• **Recorded information**:
* START *
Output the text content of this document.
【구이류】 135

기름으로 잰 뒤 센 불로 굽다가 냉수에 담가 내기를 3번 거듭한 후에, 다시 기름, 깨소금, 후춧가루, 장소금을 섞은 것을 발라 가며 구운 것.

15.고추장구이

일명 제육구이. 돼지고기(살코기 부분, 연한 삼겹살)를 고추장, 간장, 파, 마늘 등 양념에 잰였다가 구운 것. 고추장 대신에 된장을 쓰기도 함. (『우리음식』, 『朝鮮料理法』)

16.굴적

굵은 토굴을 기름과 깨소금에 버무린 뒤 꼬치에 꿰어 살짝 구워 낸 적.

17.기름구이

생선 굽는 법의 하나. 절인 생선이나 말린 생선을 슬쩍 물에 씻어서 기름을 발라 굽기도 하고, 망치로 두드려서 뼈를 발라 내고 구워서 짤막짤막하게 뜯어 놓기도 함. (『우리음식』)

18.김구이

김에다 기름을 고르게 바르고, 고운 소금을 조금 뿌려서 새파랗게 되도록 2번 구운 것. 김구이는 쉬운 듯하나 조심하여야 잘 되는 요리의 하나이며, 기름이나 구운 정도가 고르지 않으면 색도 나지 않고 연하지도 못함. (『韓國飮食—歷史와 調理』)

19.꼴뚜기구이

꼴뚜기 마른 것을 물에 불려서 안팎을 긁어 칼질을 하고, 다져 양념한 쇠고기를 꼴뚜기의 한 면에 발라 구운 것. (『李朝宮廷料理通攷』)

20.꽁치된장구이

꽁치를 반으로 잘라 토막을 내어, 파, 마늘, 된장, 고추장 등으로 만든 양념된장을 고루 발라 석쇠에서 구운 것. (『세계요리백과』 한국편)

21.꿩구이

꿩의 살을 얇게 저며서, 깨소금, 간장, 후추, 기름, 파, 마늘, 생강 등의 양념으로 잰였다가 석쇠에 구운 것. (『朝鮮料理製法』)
* END *
Isolate each line of the listing above that includes "우리음식". Copy it.

일명 제육구이. 돼지고기(살코기 부분, 연한 삼겹살)를 고추장, 간장, 파, 마늘 등 양념에 잰였다가 구운 것. 고추장 대신에 된장을 쓰기도 함. (『우리음식』, 『朝鮮料理法』)
생선 굽는 법의 하나. 절인 생선이나 말린 생선을 슬쩍 물에 씻어서 기름을 발라 굽기도 하고, 망치로 두드려서 뼈를 발라 내고 구워서 짤막짤막하게 뜯어 놓기도 함. (『우리음식』)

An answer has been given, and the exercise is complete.